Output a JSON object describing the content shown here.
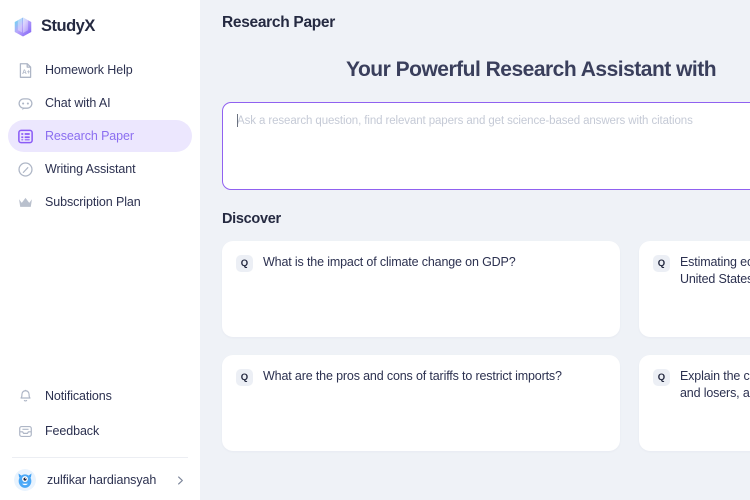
{
  "brand": {
    "name": "StudyX",
    "logo_icon": "studyx-cube-logo",
    "colors": {
      "gradient_start": "#5ee0f0",
      "gradient_mid": "#a78bfa",
      "gradient_end": "#7c5cf5"
    }
  },
  "sidebar": {
    "items": [
      {
        "label": "Homework Help",
        "icon": "document-a-plus-icon",
        "active": false
      },
      {
        "label": "Chat with AI",
        "icon": "robot-chat-icon",
        "active": false
      },
      {
        "label": "Research Paper",
        "icon": "list-grid-icon",
        "active": true
      },
      {
        "label": "Writing Assistant",
        "icon": "pencil-circle-icon",
        "active": false
      },
      {
        "label": "Subscription Plan",
        "icon": "crown-icon",
        "active": false
      }
    ],
    "bottom_items": [
      {
        "label": "Notifications",
        "icon": "bell-icon"
      },
      {
        "label": "Feedback",
        "icon": "inbox-tray-icon"
      }
    ],
    "user": {
      "name": "zulfikar hardiansyah",
      "avatar_icon": "monster-avatar",
      "chevron_icon": "chevron-right-icon"
    },
    "active_color": "#8b6ef0",
    "active_bg": "#ece7fe"
  },
  "main": {
    "page_title": "Research Paper",
    "hero_heading": "Your Powerful Research Assistant with",
    "search": {
      "placeholder": "Ask a research question, find relevant papers and get science-based answers with citations",
      "value": "",
      "border_color": "#9061f0",
      "focused": true
    },
    "discover": {
      "title": "Discover",
      "cards": [
        {
          "badge": "Q",
          "text": "What is the impact of climate change on GDP?"
        },
        {
          "badge": "Q",
          "text": "Estimating economic damages from climate change in the United States"
        },
        {
          "badge": "Q",
          "text": "What are the pros and cons of tariffs to restrict imports?"
        },
        {
          "badge": "Q",
          "text": "Explain the common arguments about tariffs, including winners and losers, and the effects on the economy"
        }
      ]
    }
  }
}
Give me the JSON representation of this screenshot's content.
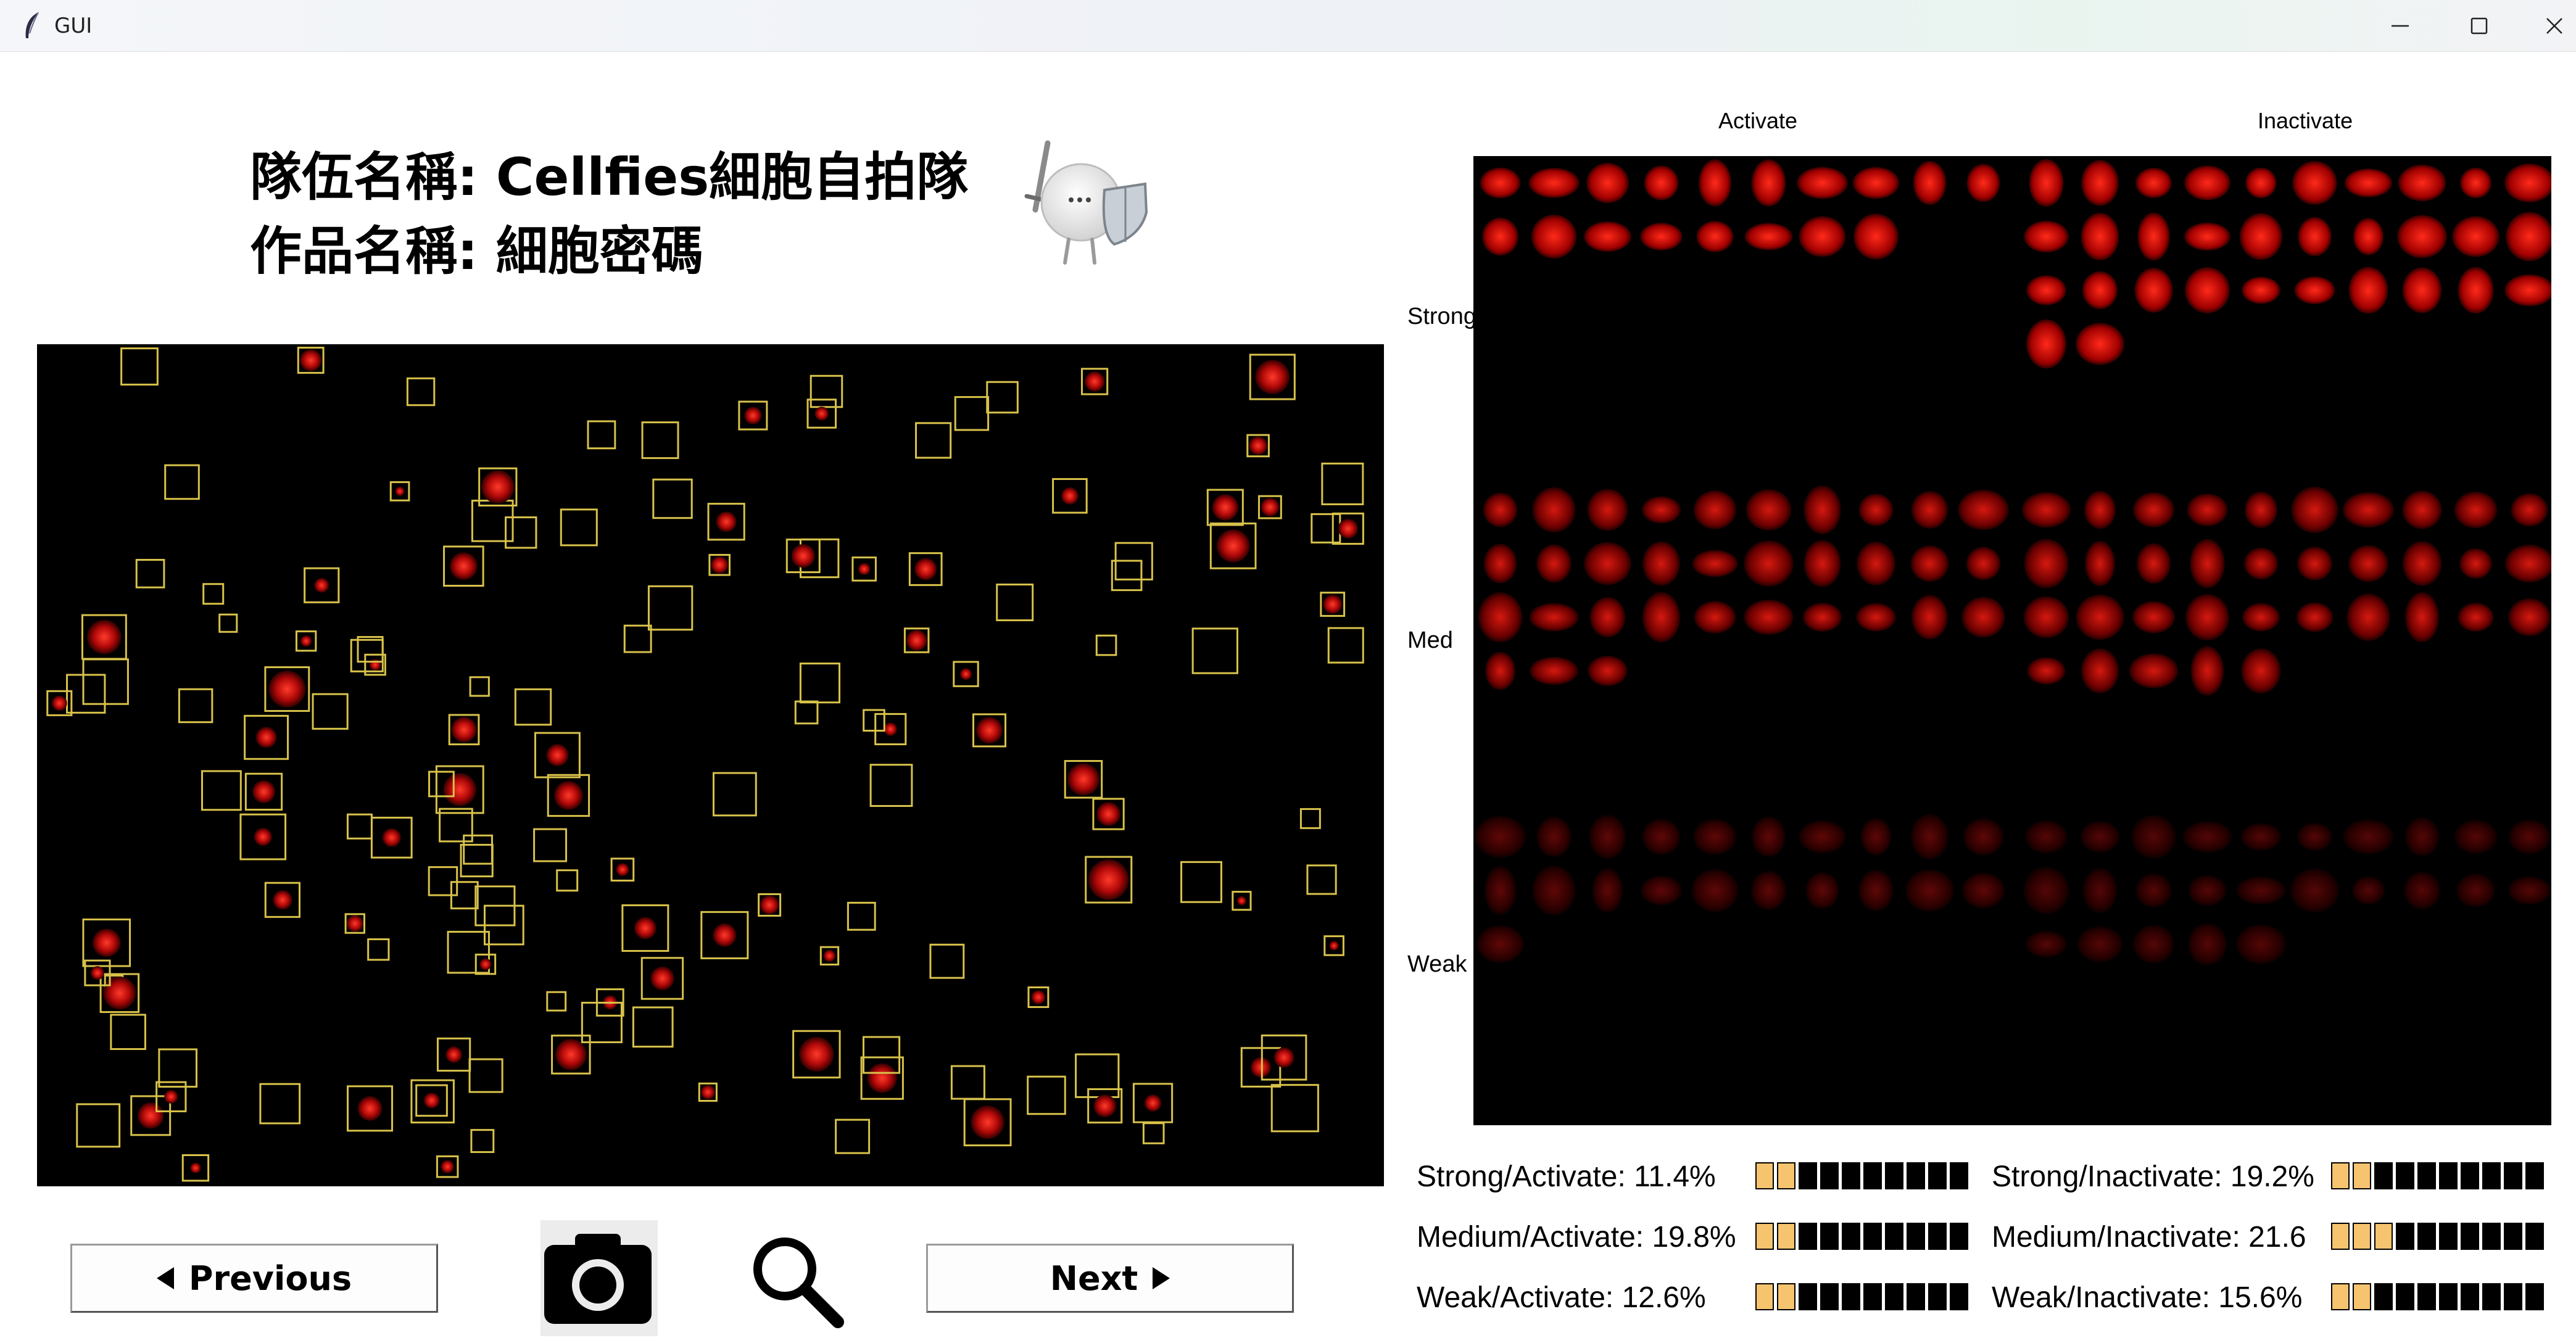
{
  "window": {
    "title": "GUI",
    "controls": {
      "minimize": "minimize-icon",
      "maximize": "maximize-icon",
      "close": "close-icon"
    }
  },
  "header": {
    "team_line": "隊伍名稱: Cellfies細胞自拍隊",
    "work_line": "作品名稱: 細胞密碼",
    "mascot": "knight-cell-mascot"
  },
  "grid": {
    "column_labels": [
      "Activate",
      "Inactivate"
    ],
    "row_labels": [
      "Strong",
      "Med",
      "Weak"
    ]
  },
  "controls": {
    "previous_label": "Previous",
    "next_label": "Next",
    "camera_icon": "camera-icon",
    "search_icon": "search-icon"
  },
  "stats": [
    {
      "label": "Strong/Activate: 11.4%",
      "fraction": 0.2
    },
    {
      "label": "Strong/Inactivate: 19.2%",
      "fraction": 0.2
    },
    {
      "label": "Medium/Activate: 19.8%",
      "fraction": 0.2
    },
    {
      "label": "Medium/Inactivate: 21.6",
      "fraction": 0.3
    },
    {
      "label": "Weak/Activate: 12.6%",
      "fraction": 0.2
    },
    {
      "label": "Weak/Inactivate: 15.6%",
      "fraction": 0.2
    }
  ],
  "colors": {
    "box_outline": "#d8c24a",
    "cell": "#d01010",
    "bar_fill": "#f6c46e",
    "bar_empty": "#000000"
  }
}
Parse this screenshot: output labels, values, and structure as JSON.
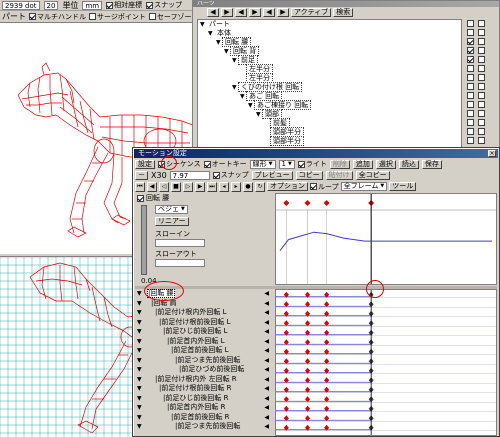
○ ○ ○
▶ **Task brief**
Write out the listing above again, exactly, but with no pictures in the copy.

▶ **Written solution**
Output a JSON object describing the content shown here.
{
  "brand": {
    "name": "StudyX",
    "logo_icon": "studyx-cube-logo",
    "colors": {
      "gradient_start": "#5ee0f0",
      "gradient_mid": "#a78bfa",
      "gradient_end": "#7c5cf5"
    }
  },
  "sidebar": {
    "items": [
      {
        "label": "Homework Help",
        "icon": "document-a-plus-icon",
        "active": false
      },
      {
        "label": "Chat with AI",
        "icon": "robot-chat-icon",
        "active": false
      },
      {
        "label": "Research Paper",
        "icon": "list-grid-icon",
        "active": true
      },
      {
        "label": "Writing Assistant",
        "icon": "pencil-circle-icon",
        "active": false
      },
      {
        "label": "Subscription Plan",
        "icon": "crown-icon",
        "active": false
      }
    ],
    "bottom_items": [
      {
        "label": "Notifications",
        "icon": "bell-icon"
      },
      {
        "label": "Feedback",
        "icon": "inbox-tray-icon"
      }
    ],
    "user": {
      "name": "zulfikar hardiansyah",
      "avatar_icon": "monster-avatar",
      "chevron_icon": "chevron-right-icon"
    },
    "active_color": "#8b6ef0",
    "active_bg": "#ece7fe"
  },
  "main": {
    "page_title": "Research Paper",
    "hero_heading": "Your Powerful Research Assistant with",
    "search": {
      "placeholder": "Ask a research question, find relevant papers and get science-based answers with citations",
      "value": "",
      "border_color": "#9061f0",
      "focused": true
    },
    "discover": {
      "title": "Discover",
      "cards": [
        {
          "badge": "Q",
          "text": "What is the impact of climate change on GDP?"
        },
        {
          "badge": "Q",
          "text": "Estimating economic damages from climate change in the United States"
        },
        {
          "badge": "Q",
          "text": "What are the pros and cons of tariffs to restrict imports?"
        },
        {
          "badge": "Q",
          "text": "Explain the common arguments about tariffs, including winners and losers, and the effects on the economy"
        }
      ]
    }
  }
}
Give me the JSON representation of this screenshot's content.
{
  "window": {
    "title": "GUI",
    "controls": {
      "minimize": "minimize-icon",
      "maximize": "maximize-icon",
      "close": "close-icon"
    }
  },
  "header": {
    "team_line": "隊伍名稱: Cellfies細胞自拍隊",
    "work_line": "作品名稱: 細胞密碼",
    "mascot": "knight-cell-mascot"
  },
  "grid": {
    "column_labels": [
      "Activate",
      "Inactivate"
    ],
    "row_labels": [
      "Strong",
      "Med",
      "Weak"
    ]
  },
  "controls": {
    "previous_label": "Previous",
    "next_label": "Next",
    "camera_icon": "camera-icon",
    "search_icon": "search-icon"
  },
  "stats": [
    {
      "label": "Strong/Activate: 11.4%",
      "fraction": 0.2
    },
    {
      "label": "Strong/Inactivate: 19.2%",
      "fraction": 0.2
    },
    {
      "label": "Medium/Activate: 19.8%",
      "fraction": 0.2
    },
    {
      "label": "Medium/Inactivate: 21.6",
      "fraction": 0.3
    },
    {
      "label": "Weak/Activate: 12.6%",
      "fraction": 0.2
    },
    {
      "label": "Weak/Inactivate: 15.6%",
      "fraction": 0.2
    }
  ],
  "colors": {
    "box_outline": "#d8c24a",
    "cell": "#d01010",
    "bar_fill": "#f6c46e",
    "bar_empty": "#000000"
  }
}
Parse this screenshot: output labels, values, and structure as JSON.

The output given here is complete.